## [What is required]
The answer must be every line of the data that holds the word "Tabu".

## [Data for this exercise]
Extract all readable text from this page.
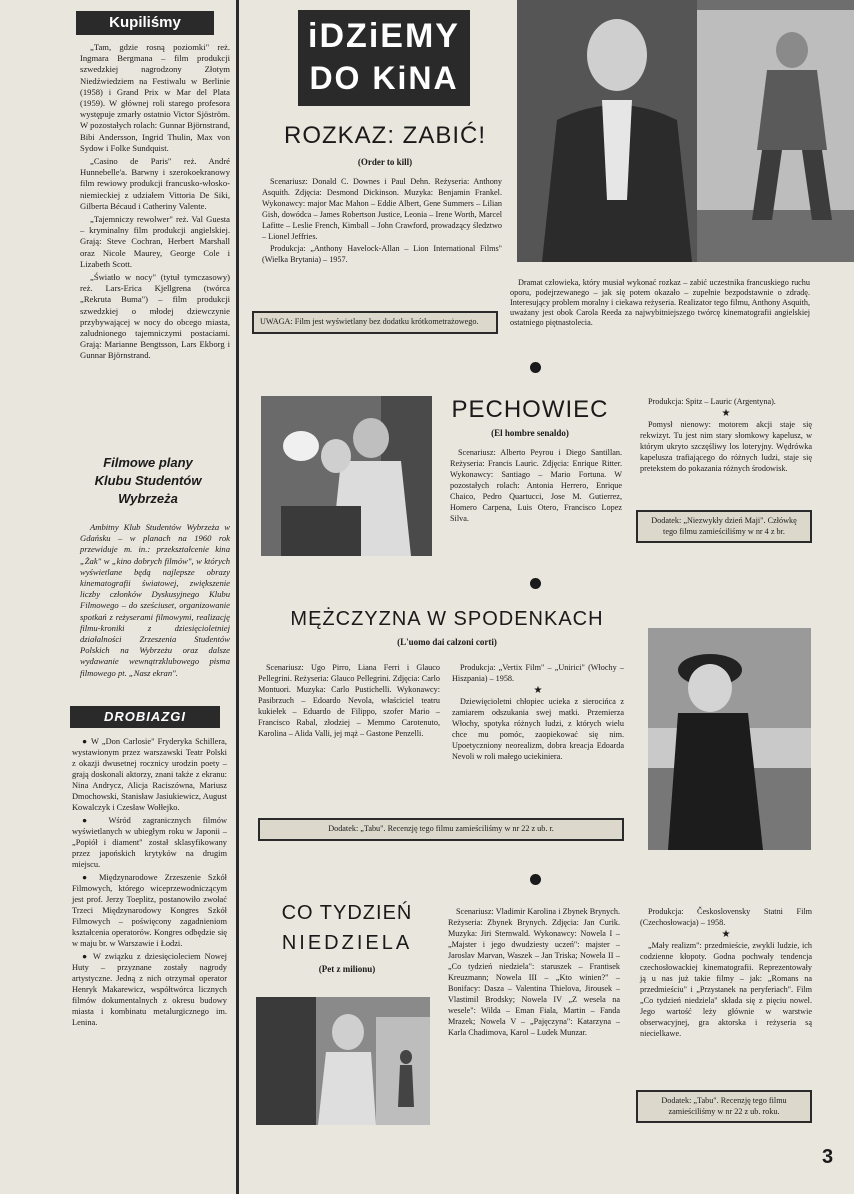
Kupiliśmy

„Tam, gdzie rosną poziomki" reż. Ingmara Bergmana – film produkcji szwedzkiej nagrodzony Złotym Niedźwiedziem na Festiwalu w Berlinie (1958) i Grand Prix w Mar del Plata (1959). W głównej roli starego profesora występuje zmarły ostatnio Victor Sjöström. W pozostałych rolach: Gunnar Björnstrand, Bibi Andersson, Ingrid Thulin, Max von Sydow i Folke Sundquist.

„Casino de Paris" reż. André Hunnebelle'a. Barwny i szerokoekranowy film rewiowy produkcji francusko-włosko-niemieckiej z udziałem Vittoria De Siki, Gilberta Bécaud i Catheriny Valente.

„Tajemniczy rewolwer" reż. Val Guesta – kryminalny film produkcji angielskiej. Grają: Steve Cochran, Herbert Marshall oraz Nicole Maurey, George Cole i Lizabeth Scott.

„Światło w nocy" (tytuł tymczasowy) reż. Lars-Erica Kjellgrena (twórca „Rekruta Bumа") – film produkcji szwedzkiej o młodej dziewczynie przybywającej w nocy do obcego miasta, zaludnionego tajemniczymi postaciami. Grają: Marianne Bengtsson, Lars Ekborg i Gunnar Björnstrand.

Filmowe plany Klubu Studentów Wybrzeża

Ambitny Klub Studentów Wybrzeża w Gdańsku – w planach na 1960 rok przewiduje m. in.: przekształcenie kina „Żak" w „kino dobrych filmów", w których wyświetlane będą najlepsze obrazy kinematografii światowej, zwiększenie liczby członków Dyskusyjnego Klubu Filmowego – do sześciuset, organizowanie spotkań z reżyserami filmowymi, realizację filmu-kroniki z dziesięcioletniej działalności Zrzeszenia Studentów Polskich na Wybrzeżu oraz dalsze wydawanie wewnątrzklubowego pisma filmowego pt. „Nasz ekran".

DROBIAZGI

● W „Don Carlosie" Fryderyka Schillera, wystawionym przez warszawski Teatr Polski z okazji dwusetnej rocznicy urodzin poety – grają doskonali aktorzy, znani także z ekranu: Nina Andrycz, Alicja Raciszówna, Mariusz Dmochowski, Stanisław Jasiukiewicz, August Kowalczyk i Czesław Wołłejko.

● Wśród zagranicznych filmów wyświetlanych w ubiegłym roku w Japonii – „Popiół i diament" został sklasyfikowany przez japońskich krytyków na drugim miejscu.

● Międzynarodowe Zrzeszenie Szkół Filmowych, którego wiceprzewodniczącym jest prof. Jerzy Toeplitz, postanowiło zwołać Trzeci Międzynarodowy Kongres Szkół Filmowych – poświęcony zagadnieniom kształcenia operatorów. Kongres odbędzie się w maju br. w Warszawie i Łodzi.

● W związku z dziesięcioleciem Nowej Huty – przyznane zostały nagrody artystyczne. Jedną z nich otrzymał operator Henryk Makarewicz, współtwórca licznych filmów dokumentalnych z okresu budowy miasta i kombinatu metalurgicznego im. Lenina.

iDZiEMY
DO KiNA
ROZKAZ: ZABIĆ!
(Order to kill)

Scenariusz: Donald C. Downes i Paul Dehn. Reżyseria: Anthony Asquith. Zdjęcia: Desmond Dickinson. Muzyka: Benjamin Frankel. Wykonawcy: major Mac Mahon – Eddie Albert, Gene Summers – Lilian Gish, dowódca – James Robertson Justice, Leonia – Irene Worth, Marcel Lafitte – Leslie French, Kimball – John Crawford, prowadzący śledztwo – Lionel Jeffries.

Produkcja: „Anthony Havelock-Allan – Lion International Films" (Wielka Brytania) – 1957.

UWAGA: Film jest wyświetlany bez dodatku krótkometrażowego.

Dramat człowieka, który musiał wykonać rozkaz – zabić uczestnika francuskiego ruchu oporu, podejrzewanego – jak się potem okazało – zupełnie bezpodstawnie o zdradę. Interesujący problem moralny i ciekawa reżyseria. Realizator tego filmu, Anthony Asquith, uważany jest obok Carola Reeda za najwybitniejszego twórcę kinematografii angielskiej ostatniego piętnastolecia.

PECHOWIEC
(El hombre senaldo)

Scenariusz: Alberto Peyrou i Diego Santillan. Reżyseria: Francis Lauric. Zdjęcia: Enrique Ritter. Wykonawcy: Santiago – Mario Fortuna. W pozostałych rolach: Antonia Herrero, Enrique Chaico, Pedro Quartucci, Jose M. Gutierrez, Homero Carpena, Luis Otero, Francisco Lopez Silva.

Produkcja: Spitz – Lauric (Argentyna).

★

Pomysł nienowy: motorem akcji staje się rekwizyt. Tu jest nim stary słomkowy kapelusz, w którym ukryto szczęśliwy los loteryjny. Wędrówka kapelusza trafiającego do różnych ludzi, staje się pretekstem do pokazania różnych środowisk.

Dodatek: „Niezwykły dzień Maji". Człówkę tego filmu zamieściliśmy w nr 4 z br.
MĘŻCZYZNA W SPODENKACH
(L'uomo dai calzoni corti)

Scenariusz: Ugo Pirro, Liana Ferri i Glauco Pellegrini. Reżyseria: Glauco Pellegrini. Zdjęcia: Carlo Montuori. Muzyka: Carlo Pustichelli. Wykonawcy: Pasibrzuch – Edoardo Nevola, właściciel teatru kukiełek – Eduardo de Filippo, szofer Mario – Francisco Rabal, złodziej – Memmo Carotenuto, Karolina – Alida Valli, jej mąż – Gastone Penzelli.

Produkcja: „Vertix Film" – „Unirici" (Włochy – Hiszpania) – 1958.

★

Dziewięcioletni chłopiec ucieka z sierocińca z zamiarem odszukania swej matki. Przemierza Włochy, spotyka różnych ludzi, z których wielu chce mu pomóc, zaopiekować się nim. Upoetyczniony neorealizm, dobra kreacja Edoarda Nevoli w roli małego uciekiniera.

Dodatek: „Tabu". Recenzję tego filmu zamieściliśmy w nr 22 z ub. r.
CO TYDZIEŃ
NIEDZIELA
(Pet z milionu)

Scenariusz: Vladimir Karolina i Zbynek Brynych. Reżyseria: Zbynek Brynych. Zdjęcia: Jan Curik. Muzyka: Jiri Sternwald. Wykonawcy: Nowela I – „Majster i jego dwudziesty uczeń": majster – Jaroslav Marvan, Waszek – Jan Triska; Nowela II – „Co tydzień niedziela": staruszek – Frantisek Kreuzmann; Nowela III – „Kto winien?" – Bonifacy: Dasza – Valentina Thielova, Jirousek – Vlastimil Brodsky; Nowela IV „Z wesela na wesele": Wilda – Eman Fiala, Martin – Fanda Mrazek; Nowela V – „Pajęczyna": Katarzyna – Karla Chadimova, Karol – Ludek Munzar.

Produkcja: Československy Statni Film (Czechosłowacja) – 1958.

★

„Mały realizm": przedmieście, zwykli ludzie, ich codzienne kłopoty. Godna pochwały tendencja czechosłowackiej kinematografii. Reprezentowały ją u nas już takie filmy – jak: „Romans na przedmieściu" i „Przystanek na peryferiach". Film „Co tydzień niedziela" składa się z pięciu nowel. Jego wartość leży głównie w warstwie obserwacyjnej, gra aktorska i reżyseria są niecielkawe.

Dodatek: „Tabu". Recenzję tego filmu zamieściliśmy w nr 22 z ub. roku.
3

## [Answer box]
Dodatek: „Tabu". Recenzję tego filmu zamieściliśmy w nr 22 z ub. r.
Dodatek: „Tabu". Recenzję tego filmu zamieściliśmy w nr 22 z ub. roku.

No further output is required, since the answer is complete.